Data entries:
========

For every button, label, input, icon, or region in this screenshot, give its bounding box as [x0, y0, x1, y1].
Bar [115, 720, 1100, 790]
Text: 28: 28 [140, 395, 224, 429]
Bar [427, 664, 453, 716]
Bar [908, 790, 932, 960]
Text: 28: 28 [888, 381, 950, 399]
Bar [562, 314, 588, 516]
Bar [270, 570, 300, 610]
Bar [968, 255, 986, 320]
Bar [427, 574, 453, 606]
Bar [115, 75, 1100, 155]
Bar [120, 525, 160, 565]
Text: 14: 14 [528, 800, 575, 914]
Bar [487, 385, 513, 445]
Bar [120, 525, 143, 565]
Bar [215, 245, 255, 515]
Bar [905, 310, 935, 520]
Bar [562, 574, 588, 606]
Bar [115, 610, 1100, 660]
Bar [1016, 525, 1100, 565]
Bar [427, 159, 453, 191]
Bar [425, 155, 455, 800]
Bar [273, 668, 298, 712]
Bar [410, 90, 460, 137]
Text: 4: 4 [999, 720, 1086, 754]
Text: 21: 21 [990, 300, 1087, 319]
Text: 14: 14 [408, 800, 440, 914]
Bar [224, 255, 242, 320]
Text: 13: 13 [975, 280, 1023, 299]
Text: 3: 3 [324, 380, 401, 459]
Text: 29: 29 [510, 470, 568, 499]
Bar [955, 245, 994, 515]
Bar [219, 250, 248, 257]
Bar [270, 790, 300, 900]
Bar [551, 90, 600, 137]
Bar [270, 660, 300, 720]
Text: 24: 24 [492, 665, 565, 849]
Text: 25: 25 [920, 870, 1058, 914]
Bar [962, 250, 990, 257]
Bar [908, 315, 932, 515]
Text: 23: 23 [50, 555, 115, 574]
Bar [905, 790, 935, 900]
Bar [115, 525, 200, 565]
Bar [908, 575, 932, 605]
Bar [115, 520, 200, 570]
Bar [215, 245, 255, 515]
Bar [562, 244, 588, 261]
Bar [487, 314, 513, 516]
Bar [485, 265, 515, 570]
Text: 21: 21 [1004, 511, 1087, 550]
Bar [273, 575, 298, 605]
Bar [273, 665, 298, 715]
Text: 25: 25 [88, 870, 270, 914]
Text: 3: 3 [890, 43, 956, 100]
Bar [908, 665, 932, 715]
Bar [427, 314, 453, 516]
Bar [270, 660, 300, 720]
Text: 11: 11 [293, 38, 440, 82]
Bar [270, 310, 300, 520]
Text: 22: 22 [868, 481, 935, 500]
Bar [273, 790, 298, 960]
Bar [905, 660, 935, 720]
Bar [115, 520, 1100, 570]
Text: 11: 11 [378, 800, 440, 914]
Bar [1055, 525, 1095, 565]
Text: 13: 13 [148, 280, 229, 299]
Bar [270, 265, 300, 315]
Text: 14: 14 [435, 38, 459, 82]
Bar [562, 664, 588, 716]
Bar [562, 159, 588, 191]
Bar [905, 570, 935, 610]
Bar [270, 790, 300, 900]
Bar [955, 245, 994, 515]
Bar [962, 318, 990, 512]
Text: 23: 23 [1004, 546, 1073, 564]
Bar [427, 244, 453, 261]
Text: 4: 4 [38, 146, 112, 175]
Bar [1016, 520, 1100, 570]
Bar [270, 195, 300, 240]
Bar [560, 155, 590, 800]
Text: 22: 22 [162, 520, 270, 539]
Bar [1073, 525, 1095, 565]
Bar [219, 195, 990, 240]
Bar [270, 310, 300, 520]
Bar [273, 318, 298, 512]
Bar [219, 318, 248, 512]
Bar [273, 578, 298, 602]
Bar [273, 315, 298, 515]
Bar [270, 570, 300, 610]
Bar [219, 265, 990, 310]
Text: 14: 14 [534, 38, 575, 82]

========

TASK DETAILS:
Lay out every line of the records above as a numbered list, leaving out any blank lines.

EXERCISE RESPONSE:
1. For every button, label, input, icon, or region in this screenshot, give its bounding box as [x0, y0, x1, y1].
2. Bar [115, 720, 1100, 790]
3. Text: 28: 28 [140, 395, 224, 429]
4. Bar [427, 664, 453, 716]
5. Bar [908, 790, 932, 960]
6. Text: 28: 28 [888, 381, 950, 399]
7. Bar [562, 314, 588, 516]
8. Bar [270, 570, 300, 610]
9. Bar [968, 255, 986, 320]
10. Bar [427, 574, 453, 606]
11. Bar [115, 75, 1100, 155]
12. Bar [120, 525, 160, 565]
13. Text: 14: 14 [528, 800, 575, 914]
14. Bar [487, 385, 513, 445]
15. Bar [120, 525, 143, 565]
16. Bar [215, 245, 255, 515]
17. Bar [905, 310, 935, 520]
18. Bar [562, 574, 588, 606]
19. Bar [115, 610, 1100, 660]
20. Bar [1016, 525, 1100, 565]
21. Bar [427, 159, 453, 191]
22. Bar [425, 155, 455, 800]
23. Bar [273, 668, 298, 712]
24. Bar [410, 90, 460, 137]
25. Text: 4: 4 [999, 720, 1086, 754]
26. Text: 21: 21 [990, 300, 1087, 319]
27. Text: 14: 14 [408, 800, 440, 914]
28. Bar [224, 255, 242, 320]
29. Text: 13: 13 [975, 280, 1023, 299]
30. Text: 3: 3 [324, 380, 401, 459]
31. Text: 29: 29 [510, 470, 568, 499]
32. Bar [955, 245, 994, 515]
33. Bar [219, 250, 248, 257]
34. Bar [270, 790, 300, 900]
35. Bar [551, 90, 600, 137]
36. Bar [270, 660, 300, 720]
37. Text: 24: 24 [492, 665, 565, 849]
38. Text: 25: 25 [920, 870, 1058, 914]
39. Bar [962, 250, 990, 257]
40. Bar [908, 315, 932, 515]
41. Text: 23: 23 [50, 555, 115, 574]
42. Bar [905, 790, 935, 900]
43. Bar [115, 525, 200, 565]
44. Bar [908, 575, 932, 605]
45. Bar [115, 520, 200, 570]
46. Bar [215, 245, 255, 515]
47. Bar [562, 244, 588, 261]
48. Bar [487, 314, 513, 516]
49. Bar [485, 265, 515, 570]
50. Text: 21: 21 [1004, 511, 1087, 550]
51. Bar [273, 575, 298, 605]
52. Bar [273, 665, 298, 715]
53. Text: 25: 25 [88, 870, 270, 914]
54. Text: 3: 3 [890, 43, 956, 100]
55. Bar [908, 665, 932, 715]
56. Bar [427, 314, 453, 516]
57. Bar [270, 660, 300, 720]
58. Text: 11: 11 [293, 38, 440, 82]
59. Bar [270, 310, 300, 520]
60. Text: 22: 22 [868, 481, 935, 500]
61. Bar [273, 790, 298, 960]
62. Bar [905, 660, 935, 720]
63. Bar [115, 520, 1100, 570]
64. Text: 11: 11 [378, 800, 440, 914]
65. Bar [1055, 525, 1095, 565]
66. Text: 13: 13 [148, 280, 229, 299]
67. Bar [270, 265, 300, 315]
68. Text: 14: 14 [435, 38, 459, 82]
69. Bar [562, 664, 588, 716]
70. Bar [562, 159, 588, 191]
71. Bar [905, 570, 935, 610]
72. Bar [270, 790, 300, 900]
73. Bar [955, 245, 994, 515]
74. Bar [962, 318, 990, 512]
75. Text: 23: 23 [1004, 546, 1073, 564]
76. Bar [427, 244, 453, 261]
77. Text: 4: 4 [38, 146, 112, 175]
78. Bar [1016, 520, 1100, 570]
79. Bar [270, 195, 300, 240]
80. Bar [560, 155, 590, 800]
81. Text: 22: 22 [162, 520, 270, 539]
82. Bar [1073, 525, 1095, 565]
83. Bar [219, 195, 990, 240]
84. Bar [270, 310, 300, 520]
85. Bar [273, 318, 298, 512]
86. Bar [219, 318, 248, 512]
87. Bar [273, 578, 298, 602]
88. Bar [273, 315, 298, 515]
89. Bar [270, 570, 300, 610]
90. Bar [219, 265, 990, 310]
91. Text: 14: 14 [534, 38, 575, 82]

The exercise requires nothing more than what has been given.